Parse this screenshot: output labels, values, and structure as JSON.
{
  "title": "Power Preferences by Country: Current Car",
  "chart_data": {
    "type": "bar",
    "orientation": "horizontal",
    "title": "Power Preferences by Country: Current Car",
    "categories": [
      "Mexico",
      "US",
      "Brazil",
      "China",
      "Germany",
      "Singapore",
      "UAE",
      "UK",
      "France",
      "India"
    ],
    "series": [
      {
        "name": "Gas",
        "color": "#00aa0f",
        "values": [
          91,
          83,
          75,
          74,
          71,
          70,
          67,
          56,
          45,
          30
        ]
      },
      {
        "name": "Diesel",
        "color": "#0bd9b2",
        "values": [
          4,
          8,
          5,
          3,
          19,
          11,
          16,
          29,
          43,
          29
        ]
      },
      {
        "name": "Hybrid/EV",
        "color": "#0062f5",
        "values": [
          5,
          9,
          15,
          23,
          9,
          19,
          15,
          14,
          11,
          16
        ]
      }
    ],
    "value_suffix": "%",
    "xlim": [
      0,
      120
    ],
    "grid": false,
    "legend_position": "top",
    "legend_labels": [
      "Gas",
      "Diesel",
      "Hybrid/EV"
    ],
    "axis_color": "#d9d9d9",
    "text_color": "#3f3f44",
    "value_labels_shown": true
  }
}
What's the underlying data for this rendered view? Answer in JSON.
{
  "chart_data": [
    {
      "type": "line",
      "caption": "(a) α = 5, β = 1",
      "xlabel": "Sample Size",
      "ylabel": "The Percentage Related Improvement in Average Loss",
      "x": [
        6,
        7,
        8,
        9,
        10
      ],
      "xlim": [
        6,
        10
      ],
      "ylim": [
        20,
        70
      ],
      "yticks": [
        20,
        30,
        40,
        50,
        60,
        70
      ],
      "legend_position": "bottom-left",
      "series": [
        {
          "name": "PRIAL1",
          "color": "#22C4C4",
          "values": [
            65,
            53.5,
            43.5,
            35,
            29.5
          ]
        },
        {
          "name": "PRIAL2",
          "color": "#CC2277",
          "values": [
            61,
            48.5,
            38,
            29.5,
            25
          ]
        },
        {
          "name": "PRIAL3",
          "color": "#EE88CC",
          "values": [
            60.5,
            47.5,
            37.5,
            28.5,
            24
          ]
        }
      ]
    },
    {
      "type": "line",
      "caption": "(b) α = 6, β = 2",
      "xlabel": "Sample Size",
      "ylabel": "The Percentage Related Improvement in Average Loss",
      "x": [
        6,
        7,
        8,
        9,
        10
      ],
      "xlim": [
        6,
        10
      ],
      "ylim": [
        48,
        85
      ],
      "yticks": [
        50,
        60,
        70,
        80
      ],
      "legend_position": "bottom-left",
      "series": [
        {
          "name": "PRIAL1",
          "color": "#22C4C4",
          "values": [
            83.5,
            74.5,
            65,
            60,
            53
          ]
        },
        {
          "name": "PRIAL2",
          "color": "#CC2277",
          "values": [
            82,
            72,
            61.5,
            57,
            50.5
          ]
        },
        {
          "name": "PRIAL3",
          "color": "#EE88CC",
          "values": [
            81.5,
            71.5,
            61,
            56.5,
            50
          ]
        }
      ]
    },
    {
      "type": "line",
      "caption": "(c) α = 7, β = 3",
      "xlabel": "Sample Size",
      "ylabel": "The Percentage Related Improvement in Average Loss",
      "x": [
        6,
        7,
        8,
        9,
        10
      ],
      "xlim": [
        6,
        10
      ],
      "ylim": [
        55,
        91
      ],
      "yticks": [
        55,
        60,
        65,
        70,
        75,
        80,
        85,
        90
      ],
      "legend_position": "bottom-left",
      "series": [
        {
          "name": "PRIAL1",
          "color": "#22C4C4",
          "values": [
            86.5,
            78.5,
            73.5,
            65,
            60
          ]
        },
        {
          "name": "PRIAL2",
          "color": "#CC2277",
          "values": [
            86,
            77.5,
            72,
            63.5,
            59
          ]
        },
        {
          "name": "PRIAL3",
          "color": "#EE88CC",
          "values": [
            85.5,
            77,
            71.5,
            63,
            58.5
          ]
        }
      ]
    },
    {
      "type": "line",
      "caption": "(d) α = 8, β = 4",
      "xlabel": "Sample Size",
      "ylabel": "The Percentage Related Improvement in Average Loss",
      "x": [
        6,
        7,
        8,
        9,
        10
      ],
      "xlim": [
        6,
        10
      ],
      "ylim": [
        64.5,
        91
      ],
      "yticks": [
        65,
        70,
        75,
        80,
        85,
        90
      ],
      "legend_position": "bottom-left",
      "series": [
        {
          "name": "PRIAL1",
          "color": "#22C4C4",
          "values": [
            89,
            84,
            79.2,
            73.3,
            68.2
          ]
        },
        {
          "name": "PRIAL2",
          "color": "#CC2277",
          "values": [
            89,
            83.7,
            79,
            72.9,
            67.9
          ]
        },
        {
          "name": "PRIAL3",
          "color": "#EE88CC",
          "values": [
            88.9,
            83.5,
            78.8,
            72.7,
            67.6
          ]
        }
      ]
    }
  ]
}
================================
Task instructions: Your task is to repeat every entry exactly.

Reply to the task:
Parse this screenshot: output labels, values, and structure as JSON.
{
  "title": "Power Preferences by Country: Current Car",
  "chart_data": {
    "type": "bar",
    "orientation": "horizontal",
    "title": "Power Preferences by Country: Current Car",
    "categories": [
      "Mexico",
      "US",
      "Brazil",
      "China",
      "Germany",
      "Singapore",
      "UAE",
      "UK",
      "France",
      "India"
    ],
    "series": [
      {
        "name": "Gas",
        "color": "#00aa0f",
        "values": [
          91,
          83,
          75,
          74,
          71,
          70,
          67,
          56,
          45,
          30
        ]
      },
      {
        "name": "Diesel",
        "color": "#0bd9b2",
        "values": [
          4,
          8,
          5,
          3,
          19,
          11,
          16,
          29,
          43,
          29
        ]
      },
      {
        "name": "Hybrid/EV",
        "color": "#0062f5",
        "values": [
          5,
          9,
          15,
          23,
          9,
          19,
          15,
          14,
          11,
          16
        ]
      }
    ],
    "value_suffix": "%",
    "xlim": [
      0,
      120
    ],
    "grid": false,
    "legend_position": "top",
    "legend_labels": [
      "Gas",
      "Diesel",
      "Hybrid/EV"
    ],
    "axis_color": "#d9d9d9",
    "text_color": "#3f3f44",
    "value_labels_shown": true
  }
}
What's the underlying data for this rendered view? Answer in JSON.
{
  "chart_data": [
    {
      "type": "line",
      "caption": "(a) α = 5, β = 1",
      "xlabel": "Sample Size",
      "ylabel": "The Percentage Related Improvement in Average Loss",
      "x": [
        6,
        7,
        8,
        9,
        10
      ],
      "xlim": [
        6,
        10
      ],
      "ylim": [
        20,
        70
      ],
      "yticks": [
        20,
        30,
        40,
        50,
        60,
        70
      ],
      "legend_position": "bottom-left",
      "series": [
        {
          "name": "PRIAL1",
          "color": "#22C4C4",
          "values": [
            65,
            53.5,
            43.5,
            35,
            29.5
          ]
        },
        {
          "name": "PRIAL2",
          "color": "#CC2277",
          "values": [
            61,
            48.5,
            38,
            29.5,
            25
          ]
        },
        {
          "name": "PRIAL3",
          "color": "#EE88CC",
          "values": [
            60.5,
            47.5,
            37.5,
            28.5,
            24
          ]
        }
      ]
    },
    {
      "type": "line",
      "caption": "(b) α = 6, β = 2",
      "xlabel": "Sample Size",
      "ylabel": "The Percentage Related Improvement in Average Loss",
      "x": [
        6,
        7,
        8,
        9,
        10
      ],
      "xlim": [
        6,
        10
      ],
      "ylim": [
        48,
        85
      ],
      "yticks": [
        50,
        60,
        70,
        80
      ],
      "legend_position": "bottom-left",
      "series": [
        {
          "name": "PRIAL1",
          "color": "#22C4C4",
          "values": [
            83.5,
            74.5,
            65,
            60,
            53
          ]
        },
        {
          "name": "PRIAL2",
          "color": "#CC2277",
          "values": [
            82,
            72,
            61.5,
            57,
            50.5
          ]
        },
        {
          "name": "PRIAL3",
          "color": "#EE88CC",
          "values": [
            81.5,
            71.5,
            61,
            56.5,
            50
          ]
        }
      ]
    },
    {
      "type": "line",
      "caption": "(c) α = 7, β = 3",
      "xlabel": "Sample Size",
      "ylabel": "The Percentage Related Improvement in Average Loss",
      "x": [
        6,
        7,
        8,
        9,
        10
      ],
      "xlim": [
        6,
        10
      ],
      "ylim": [
        55,
        91
      ],
      "yticks": [
        55,
        60,
        65,
        70,
        75,
        80,
        85,
        90
      ],
      "legend_position": "bottom-left",
      "series": [
        {
          "name": "PRIAL1",
          "color": "#22C4C4",
          "values": [
            86.5,
            78.5,
            73.5,
            65,
            60
          ]
        },
        {
          "name": "PRIAL2",
          "color": "#CC2277",
          "values": [
            86,
            77.5,
            72,
            63.5,
            59
          ]
        },
        {
          "name": "PRIAL3",
          "color": "#EE88CC",
          "values": [
            85.5,
            77,
            71.5,
            63,
            58.5
          ]
        }
      ]
    },
    {
      "type": "line",
      "caption": "(d) α = 8, β = 4",
      "xlabel": "Sample Size",
      "ylabel": "The Percentage Related Improvement in Average Loss",
      "x": [
        6,
        7,
        8,
        9,
        10
      ],
      "xlim": [
        6,
        10
      ],
      "ylim": [
        64.5,
        91
      ],
      "yticks": [
        65,
        70,
        75,
        80,
        85,
        90
      ],
      "legend_position": "bottom-left",
      "series": [
        {
          "name": "PRIAL1",
          "color": "#22C4C4",
          "values": [
            89,
            84,
            79.2,
            73.3,
            68.2
          ]
        },
        {
          "name": "PRIAL2",
          "color": "#CC2277",
          "values": [
            89,
            83.7,
            79,
            72.9,
            67.9
          ]
        },
        {
          "name": "PRIAL3",
          "color": "#EE88CC",
          "values": [
            88.9,
            83.5,
            78.8,
            72.7,
            67.6
          ]
        }
      ]
    }
  ]
}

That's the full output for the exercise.